Exercise:
Below is a block of data; give all of it again word for word.

Records provided:
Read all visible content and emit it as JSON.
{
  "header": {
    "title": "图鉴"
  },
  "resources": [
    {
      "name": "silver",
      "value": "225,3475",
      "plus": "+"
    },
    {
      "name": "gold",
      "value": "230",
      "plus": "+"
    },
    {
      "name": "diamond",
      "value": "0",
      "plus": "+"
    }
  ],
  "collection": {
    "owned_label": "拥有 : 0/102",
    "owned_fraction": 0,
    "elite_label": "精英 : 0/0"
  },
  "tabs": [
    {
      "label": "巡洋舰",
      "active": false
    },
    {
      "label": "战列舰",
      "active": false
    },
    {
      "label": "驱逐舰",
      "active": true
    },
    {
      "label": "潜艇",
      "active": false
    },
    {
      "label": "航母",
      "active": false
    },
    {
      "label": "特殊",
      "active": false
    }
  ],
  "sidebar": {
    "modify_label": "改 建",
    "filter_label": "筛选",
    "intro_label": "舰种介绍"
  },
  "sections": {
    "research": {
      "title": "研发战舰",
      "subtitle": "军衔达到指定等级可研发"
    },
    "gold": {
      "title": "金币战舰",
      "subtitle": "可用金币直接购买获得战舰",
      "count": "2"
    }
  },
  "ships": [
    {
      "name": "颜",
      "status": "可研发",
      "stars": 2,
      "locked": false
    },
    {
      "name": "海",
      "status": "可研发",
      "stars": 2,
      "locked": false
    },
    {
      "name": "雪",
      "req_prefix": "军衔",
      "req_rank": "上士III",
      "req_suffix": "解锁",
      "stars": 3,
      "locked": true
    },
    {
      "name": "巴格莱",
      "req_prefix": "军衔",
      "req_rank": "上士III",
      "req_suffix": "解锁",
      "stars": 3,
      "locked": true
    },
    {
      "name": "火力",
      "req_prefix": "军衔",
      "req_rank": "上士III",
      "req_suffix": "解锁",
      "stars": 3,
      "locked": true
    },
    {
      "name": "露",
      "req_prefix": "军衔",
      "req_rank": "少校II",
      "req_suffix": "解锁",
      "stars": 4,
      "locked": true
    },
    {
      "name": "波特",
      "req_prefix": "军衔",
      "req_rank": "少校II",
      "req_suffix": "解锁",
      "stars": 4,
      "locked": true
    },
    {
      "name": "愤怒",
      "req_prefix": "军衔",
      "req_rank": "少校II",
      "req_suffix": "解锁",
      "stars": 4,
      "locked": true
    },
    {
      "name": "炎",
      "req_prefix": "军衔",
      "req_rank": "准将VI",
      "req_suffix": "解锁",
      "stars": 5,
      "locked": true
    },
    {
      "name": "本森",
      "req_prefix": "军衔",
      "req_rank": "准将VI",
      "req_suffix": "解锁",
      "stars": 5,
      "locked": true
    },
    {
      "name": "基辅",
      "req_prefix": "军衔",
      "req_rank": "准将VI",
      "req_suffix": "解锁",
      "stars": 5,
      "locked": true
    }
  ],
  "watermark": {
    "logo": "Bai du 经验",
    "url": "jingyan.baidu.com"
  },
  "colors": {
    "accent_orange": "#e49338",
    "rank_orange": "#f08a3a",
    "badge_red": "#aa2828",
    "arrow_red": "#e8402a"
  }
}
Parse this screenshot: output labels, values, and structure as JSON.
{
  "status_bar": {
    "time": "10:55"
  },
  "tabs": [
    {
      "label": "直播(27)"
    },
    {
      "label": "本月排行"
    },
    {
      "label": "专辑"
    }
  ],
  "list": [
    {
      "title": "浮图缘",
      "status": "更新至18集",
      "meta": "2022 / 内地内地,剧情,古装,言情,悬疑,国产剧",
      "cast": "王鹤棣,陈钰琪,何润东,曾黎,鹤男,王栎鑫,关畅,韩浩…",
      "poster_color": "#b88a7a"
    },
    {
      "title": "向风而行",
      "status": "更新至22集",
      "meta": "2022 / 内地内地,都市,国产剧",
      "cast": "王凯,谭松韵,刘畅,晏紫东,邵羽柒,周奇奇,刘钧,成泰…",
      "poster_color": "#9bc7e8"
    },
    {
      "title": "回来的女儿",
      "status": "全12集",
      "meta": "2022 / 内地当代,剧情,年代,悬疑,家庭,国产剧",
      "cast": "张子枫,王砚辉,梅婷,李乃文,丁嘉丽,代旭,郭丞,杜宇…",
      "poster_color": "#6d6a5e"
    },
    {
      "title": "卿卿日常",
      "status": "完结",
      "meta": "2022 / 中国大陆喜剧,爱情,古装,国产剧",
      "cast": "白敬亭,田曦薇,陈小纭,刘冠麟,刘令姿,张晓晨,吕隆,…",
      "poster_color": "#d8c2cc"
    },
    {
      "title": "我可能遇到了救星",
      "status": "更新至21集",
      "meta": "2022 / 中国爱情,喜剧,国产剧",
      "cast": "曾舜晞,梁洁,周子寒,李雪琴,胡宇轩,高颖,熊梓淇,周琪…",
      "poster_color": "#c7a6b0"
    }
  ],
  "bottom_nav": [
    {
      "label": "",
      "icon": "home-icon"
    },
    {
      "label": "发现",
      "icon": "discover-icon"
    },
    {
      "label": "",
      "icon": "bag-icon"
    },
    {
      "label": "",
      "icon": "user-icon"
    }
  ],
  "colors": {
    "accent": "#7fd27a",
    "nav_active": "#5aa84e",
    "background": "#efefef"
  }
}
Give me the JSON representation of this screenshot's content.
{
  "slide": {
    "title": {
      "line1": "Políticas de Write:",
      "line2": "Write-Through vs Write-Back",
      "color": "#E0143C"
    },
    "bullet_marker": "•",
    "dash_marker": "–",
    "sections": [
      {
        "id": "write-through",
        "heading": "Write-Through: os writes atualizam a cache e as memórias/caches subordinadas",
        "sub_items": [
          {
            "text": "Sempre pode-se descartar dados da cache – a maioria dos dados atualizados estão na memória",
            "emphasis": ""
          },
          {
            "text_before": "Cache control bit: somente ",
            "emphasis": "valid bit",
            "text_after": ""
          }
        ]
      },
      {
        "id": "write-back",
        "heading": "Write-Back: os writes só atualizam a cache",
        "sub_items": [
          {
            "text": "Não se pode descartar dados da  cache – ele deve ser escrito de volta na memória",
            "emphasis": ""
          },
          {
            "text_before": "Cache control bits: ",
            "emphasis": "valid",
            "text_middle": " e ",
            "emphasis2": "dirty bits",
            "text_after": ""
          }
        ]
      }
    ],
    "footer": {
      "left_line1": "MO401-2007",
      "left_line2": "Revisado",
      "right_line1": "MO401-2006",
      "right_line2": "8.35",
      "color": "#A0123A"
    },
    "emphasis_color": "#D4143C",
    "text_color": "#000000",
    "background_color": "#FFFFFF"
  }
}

Exercise answer:
Read all visible content and emit it as JSON.
{
  "header": {
    "title": "图鉴"
  },
  "resources": [
    {
      "name": "silver",
      "value": "225,3475",
      "plus": "+"
    },
    {
      "name": "gold",
      "value": "230",
      "plus": "+"
    },
    {
      "name": "diamond",
      "value": "0",
      "plus": "+"
    }
  ],
  "collection": {
    "owned_label": "拥有 : 0/102",
    "owned_fraction": 0,
    "elite_label": "精英 : 0/0"
  },
  "tabs": [
    {
      "label": "巡洋舰",
      "active": false
    },
    {
      "label": "战列舰",
      "active": false
    },
    {
      "label": "驱逐舰",
      "active": true
    },
    {
      "label": "潜艇",
      "active": false
    },
    {
      "label": "航母",
      "active": false
    },
    {
      "label": "特殊",
      "active": false
    }
  ],
  "sidebar": {
    "modify_label": "改 建",
    "filter_label": "筛选",
    "intro_label": "舰种介绍"
  },
  "sections": {
    "research": {
      "title": "研发战舰",
      "subtitle": "军衔达到指定等级可研发"
    },
    "gold": {
      "title": "金币战舰",
      "subtitle": "可用金币直接购买获得战舰",
      "count": "2"
    }
  },
  "ships": [
    {
      "name": "颜",
      "status": "可研发",
      "stars": 2,
      "locked": false
    },
    {
      "name": "海",
      "status": "可研发",
      "stars": 2,
      "locked": false
    },
    {
      "name": "雪",
      "req_prefix": "军衔",
      "req_rank": "上士III",
      "req_suffix": "解锁",
      "stars": 3,
      "locked": true
    },
    {
      "name": "巴格莱",
      "req_prefix": "军衔",
      "req_rank": "上士III",
      "req_suffix": "解锁",
      "stars": 3,
      "locked": true
    },
    {
      "name": "火力",
      "req_prefix": "军衔",
      "req_rank": "上士III",
      "req_suffix": "解锁",
      "stars": 3,
      "locked": true
    },
    {
      "name": "露",
      "req_prefix": "军衔",
      "req_rank": "少校II",
      "req_suffix": "解锁",
      "stars": 4,
      "locked": true
    },
    {
      "name": "波特",
      "req_prefix": "军衔",
      "req_rank": "少校II",
      "req_suffix": "解锁",
      "stars": 4,
      "locked": true
    },
    {
      "name": "愤怒",
      "req_prefix": "军衔",
      "req_rank": "少校II",
      "req_suffix": "解锁",
      "stars": 4,
      "locked": true
    },
    {
      "name": "炎",
      "req_prefix": "军衔",
      "req_rank": "准将VI",
      "req_suffix": "解锁",
      "stars": 5,
      "locked": true
    },
    {
      "name": "本森",
      "req_prefix": "军衔",
      "req_rank": "准将VI",
      "req_suffix": "解锁",
      "stars": 5,
      "locked": true
    },
    {
      "name": "基辅",
      "req_prefix": "军衔",
      "req_rank": "准将VI",
      "req_suffix": "解锁",
      "stars": 5,
      "locked": true
    }
  ],
  "watermark": {
    "logo": "Bai du 经验",
    "url": "jingyan.baidu.com"
  },
  "colors": {
    "accent_orange": "#e49338",
    "rank_orange": "#f08a3a",
    "badge_red": "#aa2828",
    "arrow_red": "#e8402a"
  }
}
Parse this screenshot: output labels, values, and structure as JSON.
{
  "status_bar": {
    "time": "10:55"
  },
  "tabs": [
    {
      "label": "直播(27)"
    },
    {
      "label": "本月排行"
    },
    {
      "label": "专辑"
    }
  ],
  "list": [
    {
      "title": "浮图缘",
      "status": "更新至18集",
      "meta": "2022 / 内地内地,剧情,古装,言情,悬疑,国产剧",
      "cast": "王鹤棣,陈钰琪,何润东,曾黎,鹤男,王栎鑫,关畅,韩浩…",
      "poster_color": "#b88a7a"
    },
    {
      "title": "向风而行",
      "status": "更新至22集",
      "meta": "2022 / 内地内地,都市,国产剧",
      "cast": "王凯,谭松韵,刘畅,晏紫东,邵羽柒,周奇奇,刘钧,成泰…",
      "poster_color": "#9bc7e8"
    },
    {
      "title": "回来的女儿",
      "status": "全12集",
      "meta": "2022 / 内地当代,剧情,年代,悬疑,家庭,国产剧",
      "cast": "张子枫,王砚辉,梅婷,李乃文,丁嘉丽,代旭,郭丞,杜宇…",
      "poster_color": "#6d6a5e"
    },
    {
      "title": "卿卿日常",
      "status": "完结",
      "meta": "2022 / 中国大陆喜剧,爱情,古装,国产剧",
      "cast": "白敬亭,田曦薇,陈小纭,刘冠麟,刘令姿,张晓晨,吕隆,…",
      "poster_color": "#d8c2cc"
    },
    {
      "title": "我可能遇到了救星",
      "status": "更新至21集",
      "meta": "2022 / 中国爱情,喜剧,国产剧",
      "cast": "曾舜晞,梁洁,周子寒,李雪琴,胡宇轩,高颖,熊梓淇,周琪…",
      "poster_color": "#c7a6b0"
    }
  ],
  "bottom_nav": [
    {
      "label": "",
      "icon": "home-icon"
    },
    {
      "label": "发现",
      "icon": "discover-icon"
    },
    {
      "label": "",
      "icon": "bag-icon"
    },
    {
      "label": "",
      "icon": "user-icon"
    }
  ],
  "colors": {
    "accent": "#7fd27a",
    "nav_active": "#5aa84e",
    "background": "#efefef"
  }
}
Give me the JSON representation of this screenshot's content.
{
  "slide": {
    "title": {
      "line1": "Políticas de Write:",
      "line2": "Write-Through vs Write-Back",
      "color": "#E0143C"
    },
    "bullet_marker": "•",
    "dash_marker": "–",
    "sections": [
      {
        "id": "write-through",
        "heading": "Write-Through: os writes atualizam a cache e as memórias/caches subordinadas",
        "sub_items": [
          {
            "text": "Sempre pode-se descartar dados da cache – a maioria dos dados atualizados estão na memória",
            "emphasis": ""
          },
          {
            "text_before": "Cache control bit: somente ",
            "emphasis": "valid bit",
            "text_after": ""
          }
        ]
      },
      {
        "id": "write-back",
        "heading": "Write-Back: os writes só atualizam a cache",
        "sub_items": [
          {
            "text": "Não se pode descartar dados da  cache – ele deve ser escrito de volta na memória",
            "emphasis": ""
          },
          {
            "text_before": "Cache control bits: ",
            "emphasis": "valid",
            "text_middle": " e ",
            "emphasis2": "dirty bits",
            "text_after": ""
          }
        ]
      }
    ],
    "footer": {
      "left_line1": "MO401-2007",
      "left_line2": "Revisado",
      "right_line1": "MO401-2006",
      "right_line2": "8.35",
      "color": "#A0123A"
    },
    "emphasis_color": "#D4143C",
    "text_color": "#000000",
    "background_color": "#FFFFFF"
  }
}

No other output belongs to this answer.